-- START OF Exercise materials --

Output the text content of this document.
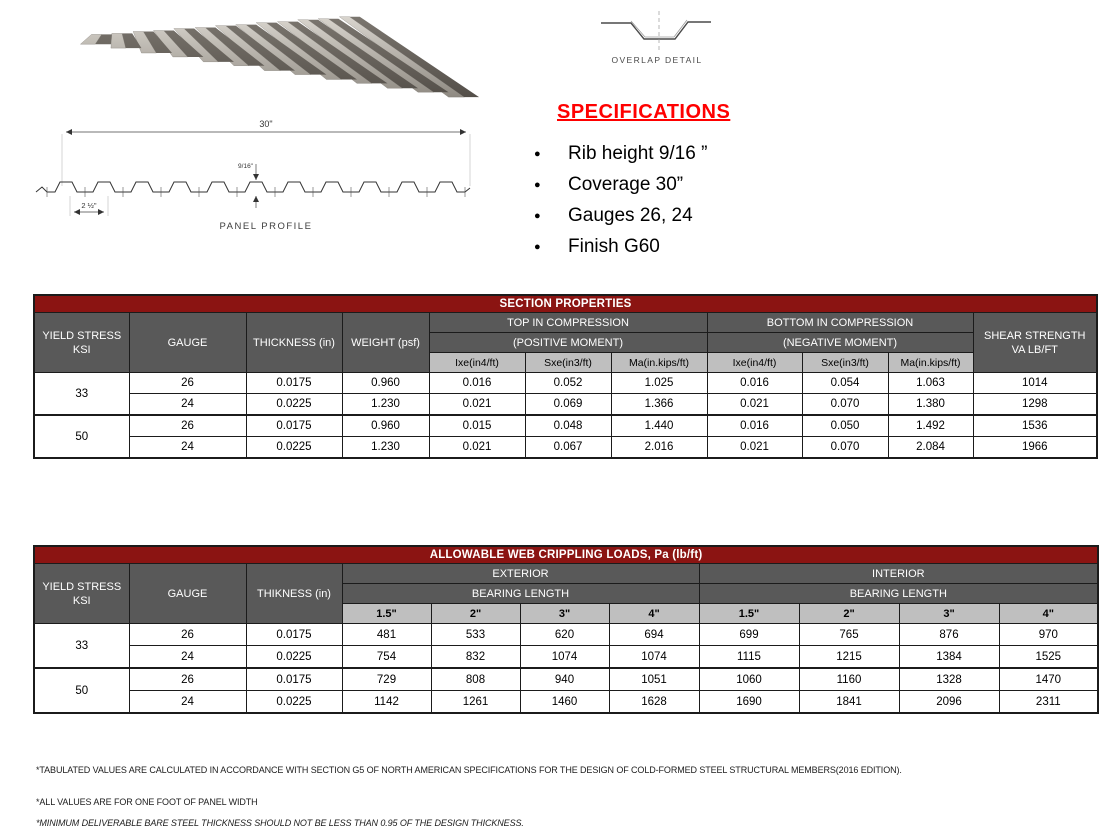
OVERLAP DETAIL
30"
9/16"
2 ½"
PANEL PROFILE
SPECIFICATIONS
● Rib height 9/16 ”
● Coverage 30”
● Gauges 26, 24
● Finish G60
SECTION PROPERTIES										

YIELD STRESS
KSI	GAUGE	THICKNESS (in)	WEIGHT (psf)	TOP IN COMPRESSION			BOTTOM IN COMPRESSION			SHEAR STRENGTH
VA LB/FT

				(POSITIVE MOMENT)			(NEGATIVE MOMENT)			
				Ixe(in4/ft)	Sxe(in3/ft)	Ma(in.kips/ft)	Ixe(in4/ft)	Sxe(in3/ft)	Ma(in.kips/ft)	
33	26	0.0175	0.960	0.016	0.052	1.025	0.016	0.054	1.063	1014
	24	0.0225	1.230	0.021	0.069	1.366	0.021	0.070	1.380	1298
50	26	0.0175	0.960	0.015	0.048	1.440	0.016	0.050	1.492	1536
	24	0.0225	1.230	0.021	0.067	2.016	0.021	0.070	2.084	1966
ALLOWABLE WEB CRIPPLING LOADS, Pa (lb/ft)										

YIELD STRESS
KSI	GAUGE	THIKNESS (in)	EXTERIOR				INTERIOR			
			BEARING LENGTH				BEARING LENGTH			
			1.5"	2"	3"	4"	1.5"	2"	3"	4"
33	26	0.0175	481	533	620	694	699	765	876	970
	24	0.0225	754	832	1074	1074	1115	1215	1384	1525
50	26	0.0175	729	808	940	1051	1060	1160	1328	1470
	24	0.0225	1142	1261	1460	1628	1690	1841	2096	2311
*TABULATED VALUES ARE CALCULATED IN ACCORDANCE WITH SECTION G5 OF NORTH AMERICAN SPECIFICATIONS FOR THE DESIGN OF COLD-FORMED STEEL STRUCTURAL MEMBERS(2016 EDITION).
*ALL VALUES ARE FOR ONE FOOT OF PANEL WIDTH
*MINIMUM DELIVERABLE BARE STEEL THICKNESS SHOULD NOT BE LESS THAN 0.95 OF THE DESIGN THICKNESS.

-- END OF Exercise materials --
-- START OF Exercise materials --

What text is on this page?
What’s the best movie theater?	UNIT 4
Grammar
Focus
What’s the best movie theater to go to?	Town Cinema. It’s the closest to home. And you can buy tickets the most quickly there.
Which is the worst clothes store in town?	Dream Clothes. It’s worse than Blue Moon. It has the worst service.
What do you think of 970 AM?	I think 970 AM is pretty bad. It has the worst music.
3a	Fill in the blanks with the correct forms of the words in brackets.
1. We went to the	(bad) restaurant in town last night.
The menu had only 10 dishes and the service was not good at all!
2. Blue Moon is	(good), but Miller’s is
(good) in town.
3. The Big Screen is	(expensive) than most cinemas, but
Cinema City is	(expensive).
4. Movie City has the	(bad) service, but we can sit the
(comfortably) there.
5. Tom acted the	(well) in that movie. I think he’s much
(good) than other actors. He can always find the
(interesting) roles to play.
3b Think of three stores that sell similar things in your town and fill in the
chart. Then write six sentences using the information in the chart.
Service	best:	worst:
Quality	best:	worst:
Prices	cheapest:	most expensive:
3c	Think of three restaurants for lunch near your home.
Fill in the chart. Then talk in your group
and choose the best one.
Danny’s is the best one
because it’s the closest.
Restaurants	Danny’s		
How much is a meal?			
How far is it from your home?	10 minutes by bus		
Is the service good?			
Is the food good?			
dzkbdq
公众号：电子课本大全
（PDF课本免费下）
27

-- END OF Exercise materials --
-- START OF Exercise materials --

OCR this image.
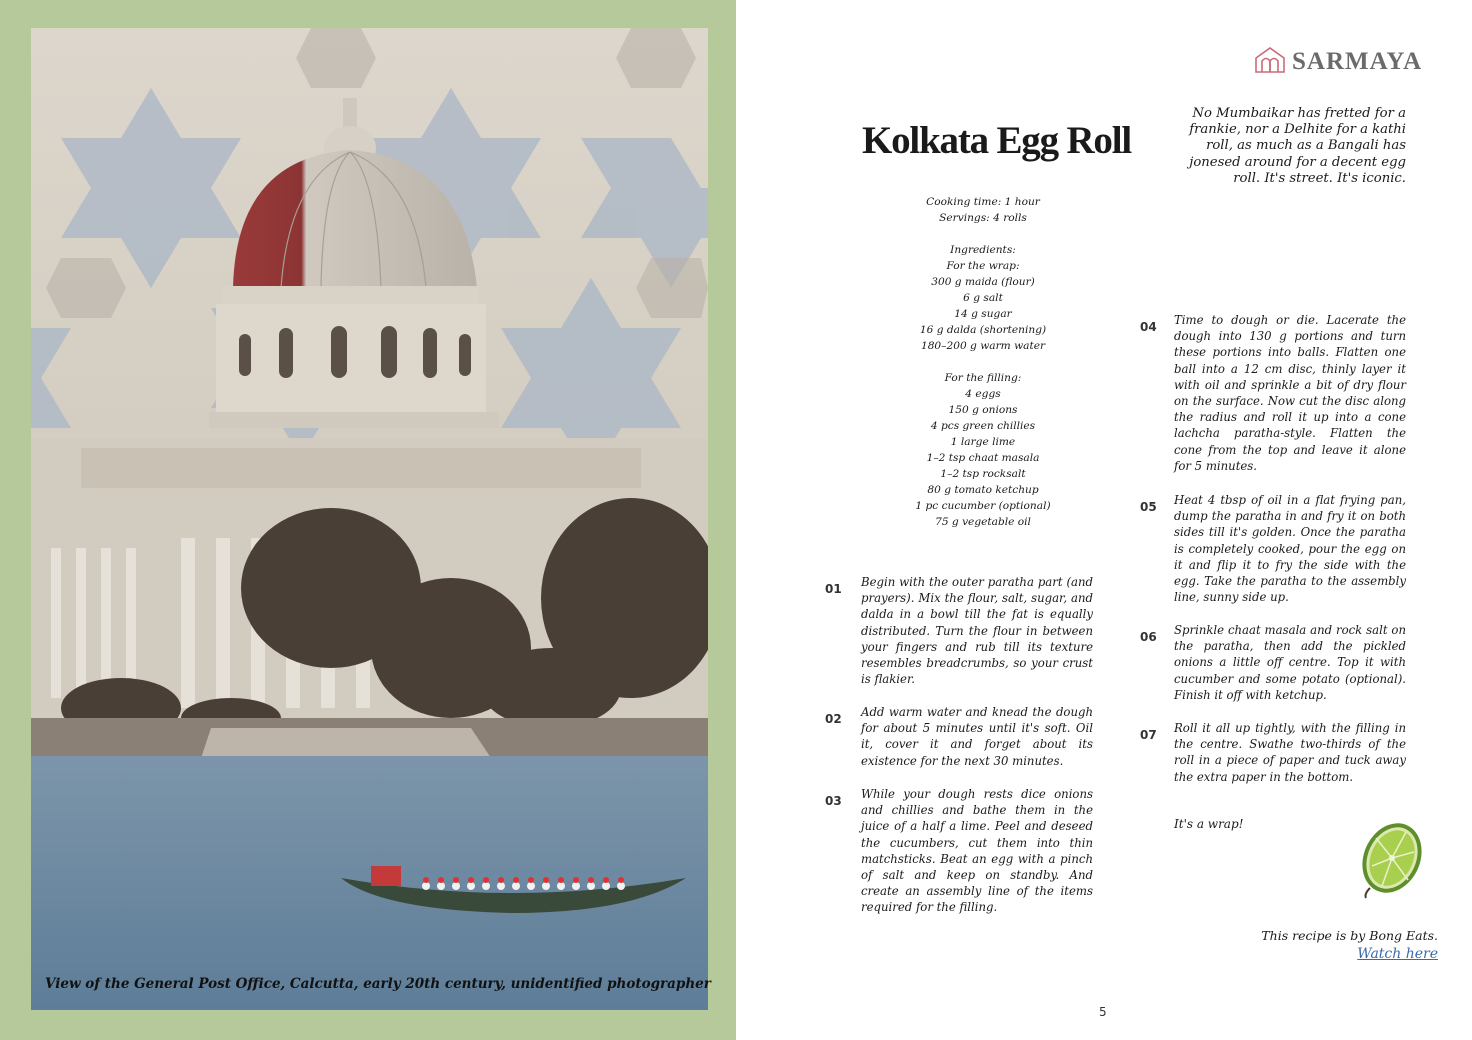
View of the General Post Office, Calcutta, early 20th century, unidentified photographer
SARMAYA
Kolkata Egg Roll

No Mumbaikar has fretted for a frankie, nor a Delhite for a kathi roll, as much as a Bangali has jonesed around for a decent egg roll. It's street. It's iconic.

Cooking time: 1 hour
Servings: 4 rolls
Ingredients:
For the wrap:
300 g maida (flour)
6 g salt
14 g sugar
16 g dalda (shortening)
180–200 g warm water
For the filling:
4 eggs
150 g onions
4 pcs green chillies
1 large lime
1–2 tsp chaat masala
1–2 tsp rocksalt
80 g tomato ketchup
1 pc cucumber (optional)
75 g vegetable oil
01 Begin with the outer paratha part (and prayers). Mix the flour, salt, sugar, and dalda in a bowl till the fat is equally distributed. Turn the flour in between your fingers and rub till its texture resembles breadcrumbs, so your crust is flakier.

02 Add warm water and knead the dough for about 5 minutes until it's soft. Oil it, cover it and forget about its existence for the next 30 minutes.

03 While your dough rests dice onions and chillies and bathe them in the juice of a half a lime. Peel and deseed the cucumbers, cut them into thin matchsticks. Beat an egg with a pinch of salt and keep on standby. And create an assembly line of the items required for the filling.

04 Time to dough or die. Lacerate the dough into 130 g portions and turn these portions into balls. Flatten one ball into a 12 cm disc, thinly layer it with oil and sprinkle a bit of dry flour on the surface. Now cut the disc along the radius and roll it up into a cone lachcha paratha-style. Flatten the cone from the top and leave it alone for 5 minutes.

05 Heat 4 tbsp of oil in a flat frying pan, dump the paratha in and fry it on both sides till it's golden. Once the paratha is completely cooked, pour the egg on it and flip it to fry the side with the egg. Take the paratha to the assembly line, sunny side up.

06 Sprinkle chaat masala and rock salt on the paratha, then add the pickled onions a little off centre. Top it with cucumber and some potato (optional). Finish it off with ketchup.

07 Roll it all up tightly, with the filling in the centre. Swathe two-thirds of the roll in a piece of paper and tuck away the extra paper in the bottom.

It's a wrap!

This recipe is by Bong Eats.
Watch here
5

-- END OF Exercise materials --

* Task description
List all lines in the material containing the string "THICKNESS".

* Answer for this exercise
KSI	GAUGE	THICKNESS (in)	WEIGHT (psf)	TOP IN COMPRESSION			BOTTOM IN COMPRESSION			SHEAR STRENGTH
*MINIMUM DELIVERABLE BARE STEEL THICKNESS SHOULD NOT BE LESS THAN 0.95 OF THE DESIGN THICKNESS.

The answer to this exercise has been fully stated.